==== Entries shown ====

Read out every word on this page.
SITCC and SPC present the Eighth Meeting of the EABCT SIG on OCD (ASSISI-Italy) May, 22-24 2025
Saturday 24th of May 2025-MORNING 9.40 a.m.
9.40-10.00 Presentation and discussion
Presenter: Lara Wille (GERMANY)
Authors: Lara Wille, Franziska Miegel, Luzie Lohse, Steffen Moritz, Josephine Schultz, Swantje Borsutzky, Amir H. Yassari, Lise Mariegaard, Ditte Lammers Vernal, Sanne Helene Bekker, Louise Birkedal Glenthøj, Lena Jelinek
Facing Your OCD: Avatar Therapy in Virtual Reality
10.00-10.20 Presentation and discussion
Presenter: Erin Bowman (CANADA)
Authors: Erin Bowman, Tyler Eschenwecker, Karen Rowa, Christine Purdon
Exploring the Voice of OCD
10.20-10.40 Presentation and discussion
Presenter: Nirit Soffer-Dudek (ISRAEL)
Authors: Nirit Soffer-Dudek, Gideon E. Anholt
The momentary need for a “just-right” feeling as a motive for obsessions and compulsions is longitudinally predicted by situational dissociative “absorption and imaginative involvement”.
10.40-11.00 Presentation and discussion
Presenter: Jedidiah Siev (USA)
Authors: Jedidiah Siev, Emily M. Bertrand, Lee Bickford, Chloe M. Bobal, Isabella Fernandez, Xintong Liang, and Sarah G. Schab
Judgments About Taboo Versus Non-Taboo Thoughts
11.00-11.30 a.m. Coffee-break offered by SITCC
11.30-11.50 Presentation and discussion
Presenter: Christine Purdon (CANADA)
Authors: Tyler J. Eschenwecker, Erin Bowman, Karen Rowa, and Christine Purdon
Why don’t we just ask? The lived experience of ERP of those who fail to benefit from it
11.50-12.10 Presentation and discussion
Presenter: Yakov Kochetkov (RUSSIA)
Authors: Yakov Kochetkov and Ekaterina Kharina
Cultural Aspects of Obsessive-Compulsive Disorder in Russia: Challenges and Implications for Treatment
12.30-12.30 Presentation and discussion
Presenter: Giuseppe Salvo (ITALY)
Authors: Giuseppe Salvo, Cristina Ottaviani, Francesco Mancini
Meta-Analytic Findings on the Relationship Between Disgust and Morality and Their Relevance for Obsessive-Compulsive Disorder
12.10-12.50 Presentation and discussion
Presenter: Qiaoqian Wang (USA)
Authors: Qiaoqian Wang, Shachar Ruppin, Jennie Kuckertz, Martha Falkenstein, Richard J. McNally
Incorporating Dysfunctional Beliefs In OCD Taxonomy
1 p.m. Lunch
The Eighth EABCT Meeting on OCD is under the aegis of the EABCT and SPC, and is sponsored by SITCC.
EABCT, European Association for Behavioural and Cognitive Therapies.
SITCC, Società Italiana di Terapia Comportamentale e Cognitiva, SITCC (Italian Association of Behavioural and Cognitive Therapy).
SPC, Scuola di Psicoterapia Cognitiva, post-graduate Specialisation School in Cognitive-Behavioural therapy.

====

Return only the number of lines in the preceding records that contain the string "Rowa".

Solution
2